▸ REQUIRED TASK: Work out the number of lines with "apps" in them. Reply with that number and no other words.

▸ DATA FOR PROCESSING:
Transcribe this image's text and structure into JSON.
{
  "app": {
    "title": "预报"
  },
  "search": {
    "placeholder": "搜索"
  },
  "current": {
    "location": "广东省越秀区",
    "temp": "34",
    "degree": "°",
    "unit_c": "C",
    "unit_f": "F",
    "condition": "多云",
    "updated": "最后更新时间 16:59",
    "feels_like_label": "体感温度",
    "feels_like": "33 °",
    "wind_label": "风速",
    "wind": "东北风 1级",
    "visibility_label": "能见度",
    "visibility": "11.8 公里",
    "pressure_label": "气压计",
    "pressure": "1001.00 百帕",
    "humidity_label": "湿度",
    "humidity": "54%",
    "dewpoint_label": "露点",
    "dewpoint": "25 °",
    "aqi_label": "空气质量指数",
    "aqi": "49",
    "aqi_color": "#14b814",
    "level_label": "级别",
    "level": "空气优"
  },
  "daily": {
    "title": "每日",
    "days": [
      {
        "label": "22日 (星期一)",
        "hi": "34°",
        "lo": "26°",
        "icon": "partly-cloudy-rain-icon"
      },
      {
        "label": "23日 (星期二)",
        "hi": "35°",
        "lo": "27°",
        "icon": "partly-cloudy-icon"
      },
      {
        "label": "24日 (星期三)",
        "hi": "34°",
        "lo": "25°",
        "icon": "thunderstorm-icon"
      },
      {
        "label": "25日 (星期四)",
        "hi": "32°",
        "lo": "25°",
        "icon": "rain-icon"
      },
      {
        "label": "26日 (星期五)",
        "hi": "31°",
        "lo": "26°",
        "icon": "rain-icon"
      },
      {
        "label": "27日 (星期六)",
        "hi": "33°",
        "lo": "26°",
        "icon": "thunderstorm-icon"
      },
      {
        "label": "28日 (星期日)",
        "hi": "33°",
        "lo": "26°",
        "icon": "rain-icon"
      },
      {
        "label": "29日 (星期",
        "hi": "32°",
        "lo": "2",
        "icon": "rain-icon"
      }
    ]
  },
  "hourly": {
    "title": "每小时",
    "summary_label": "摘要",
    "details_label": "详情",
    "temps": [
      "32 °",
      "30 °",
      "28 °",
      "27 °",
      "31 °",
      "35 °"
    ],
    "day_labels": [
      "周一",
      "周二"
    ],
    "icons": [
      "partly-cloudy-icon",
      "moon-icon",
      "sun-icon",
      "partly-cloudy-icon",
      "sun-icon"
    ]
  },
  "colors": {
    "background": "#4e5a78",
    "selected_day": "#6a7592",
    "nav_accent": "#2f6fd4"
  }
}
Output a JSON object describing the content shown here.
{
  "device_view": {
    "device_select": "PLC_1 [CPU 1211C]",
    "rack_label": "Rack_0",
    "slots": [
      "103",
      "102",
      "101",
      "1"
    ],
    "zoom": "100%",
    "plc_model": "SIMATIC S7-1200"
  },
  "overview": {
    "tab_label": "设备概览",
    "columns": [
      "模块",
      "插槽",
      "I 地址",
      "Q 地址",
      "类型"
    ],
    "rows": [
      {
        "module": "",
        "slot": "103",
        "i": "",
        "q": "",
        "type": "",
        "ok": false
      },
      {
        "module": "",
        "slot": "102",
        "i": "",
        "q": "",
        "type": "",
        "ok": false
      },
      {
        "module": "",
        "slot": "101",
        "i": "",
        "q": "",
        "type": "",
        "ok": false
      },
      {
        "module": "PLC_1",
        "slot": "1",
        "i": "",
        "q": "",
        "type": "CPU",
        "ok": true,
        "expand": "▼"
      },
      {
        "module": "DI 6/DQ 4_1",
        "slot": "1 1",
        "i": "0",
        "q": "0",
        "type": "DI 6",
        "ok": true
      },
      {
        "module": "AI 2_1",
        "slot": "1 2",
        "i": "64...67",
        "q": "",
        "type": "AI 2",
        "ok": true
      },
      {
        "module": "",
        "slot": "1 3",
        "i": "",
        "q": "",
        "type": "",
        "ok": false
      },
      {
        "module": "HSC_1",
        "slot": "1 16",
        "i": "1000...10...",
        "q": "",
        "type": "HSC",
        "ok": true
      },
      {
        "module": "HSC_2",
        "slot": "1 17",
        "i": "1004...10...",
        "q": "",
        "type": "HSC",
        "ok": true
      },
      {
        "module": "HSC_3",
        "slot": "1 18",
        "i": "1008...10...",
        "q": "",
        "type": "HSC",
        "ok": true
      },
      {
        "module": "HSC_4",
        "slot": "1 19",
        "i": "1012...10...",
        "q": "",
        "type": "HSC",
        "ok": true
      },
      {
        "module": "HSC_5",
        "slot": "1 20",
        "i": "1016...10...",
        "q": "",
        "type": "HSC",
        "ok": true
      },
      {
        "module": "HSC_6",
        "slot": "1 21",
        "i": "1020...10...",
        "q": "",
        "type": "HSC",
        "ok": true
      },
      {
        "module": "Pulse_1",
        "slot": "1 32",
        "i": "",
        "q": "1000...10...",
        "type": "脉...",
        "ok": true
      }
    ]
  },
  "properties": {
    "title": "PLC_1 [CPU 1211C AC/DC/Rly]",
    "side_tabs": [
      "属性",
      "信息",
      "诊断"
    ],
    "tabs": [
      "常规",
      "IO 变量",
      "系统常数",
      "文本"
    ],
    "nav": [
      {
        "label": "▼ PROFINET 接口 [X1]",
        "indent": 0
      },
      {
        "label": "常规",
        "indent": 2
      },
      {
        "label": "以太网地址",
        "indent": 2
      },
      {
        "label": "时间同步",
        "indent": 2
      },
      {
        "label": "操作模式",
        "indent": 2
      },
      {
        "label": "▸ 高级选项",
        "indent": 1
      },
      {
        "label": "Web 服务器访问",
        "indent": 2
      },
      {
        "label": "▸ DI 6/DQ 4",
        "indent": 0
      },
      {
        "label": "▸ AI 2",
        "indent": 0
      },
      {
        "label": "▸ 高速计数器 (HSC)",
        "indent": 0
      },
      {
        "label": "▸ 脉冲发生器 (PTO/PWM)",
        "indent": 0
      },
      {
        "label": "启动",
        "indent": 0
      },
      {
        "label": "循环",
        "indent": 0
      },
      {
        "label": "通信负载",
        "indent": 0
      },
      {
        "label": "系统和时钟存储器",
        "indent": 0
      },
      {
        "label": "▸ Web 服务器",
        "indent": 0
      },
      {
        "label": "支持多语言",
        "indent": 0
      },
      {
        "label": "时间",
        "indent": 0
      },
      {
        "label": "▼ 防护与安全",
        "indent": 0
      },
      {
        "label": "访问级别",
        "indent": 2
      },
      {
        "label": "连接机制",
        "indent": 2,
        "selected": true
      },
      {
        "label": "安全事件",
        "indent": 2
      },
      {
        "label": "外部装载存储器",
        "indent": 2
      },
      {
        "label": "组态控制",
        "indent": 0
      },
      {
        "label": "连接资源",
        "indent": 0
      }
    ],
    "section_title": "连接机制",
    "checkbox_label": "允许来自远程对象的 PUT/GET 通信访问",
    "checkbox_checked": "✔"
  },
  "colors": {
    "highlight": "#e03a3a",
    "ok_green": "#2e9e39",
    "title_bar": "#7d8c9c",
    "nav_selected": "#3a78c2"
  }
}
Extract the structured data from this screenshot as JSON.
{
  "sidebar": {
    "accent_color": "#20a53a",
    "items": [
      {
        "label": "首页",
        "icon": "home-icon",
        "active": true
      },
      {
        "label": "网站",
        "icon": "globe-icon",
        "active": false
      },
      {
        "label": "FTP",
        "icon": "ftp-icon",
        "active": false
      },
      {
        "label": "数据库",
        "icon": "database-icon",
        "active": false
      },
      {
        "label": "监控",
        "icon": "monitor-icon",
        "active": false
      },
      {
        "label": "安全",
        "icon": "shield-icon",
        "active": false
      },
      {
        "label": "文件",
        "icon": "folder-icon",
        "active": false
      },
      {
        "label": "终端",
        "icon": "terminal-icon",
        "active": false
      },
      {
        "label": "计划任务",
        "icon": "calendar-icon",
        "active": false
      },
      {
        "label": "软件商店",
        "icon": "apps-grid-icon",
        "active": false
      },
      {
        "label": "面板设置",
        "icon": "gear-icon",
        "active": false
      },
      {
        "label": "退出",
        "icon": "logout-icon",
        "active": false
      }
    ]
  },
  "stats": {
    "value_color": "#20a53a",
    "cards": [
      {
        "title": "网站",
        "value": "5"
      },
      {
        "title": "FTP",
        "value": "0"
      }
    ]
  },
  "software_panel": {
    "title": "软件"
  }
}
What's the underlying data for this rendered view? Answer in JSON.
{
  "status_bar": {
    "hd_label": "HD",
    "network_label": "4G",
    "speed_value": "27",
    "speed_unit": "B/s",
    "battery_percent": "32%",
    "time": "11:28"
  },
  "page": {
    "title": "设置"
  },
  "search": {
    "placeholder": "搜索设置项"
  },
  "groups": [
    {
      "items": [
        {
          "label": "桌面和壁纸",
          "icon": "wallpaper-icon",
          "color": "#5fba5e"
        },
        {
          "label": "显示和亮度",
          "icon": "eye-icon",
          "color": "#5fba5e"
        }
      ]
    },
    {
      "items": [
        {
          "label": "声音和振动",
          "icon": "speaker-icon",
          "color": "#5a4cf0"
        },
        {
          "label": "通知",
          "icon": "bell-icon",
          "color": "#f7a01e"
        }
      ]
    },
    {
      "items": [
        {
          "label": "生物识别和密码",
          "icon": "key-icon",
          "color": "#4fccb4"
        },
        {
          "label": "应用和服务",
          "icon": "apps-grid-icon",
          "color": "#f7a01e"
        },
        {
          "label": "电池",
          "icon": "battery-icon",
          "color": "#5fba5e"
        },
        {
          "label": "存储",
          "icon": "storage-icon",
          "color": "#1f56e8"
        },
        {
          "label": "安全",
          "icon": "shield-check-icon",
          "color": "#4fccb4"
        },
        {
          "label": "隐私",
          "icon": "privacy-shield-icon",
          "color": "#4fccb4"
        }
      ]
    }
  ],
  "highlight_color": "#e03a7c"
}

▸ EXERCISE SOLUTION: 2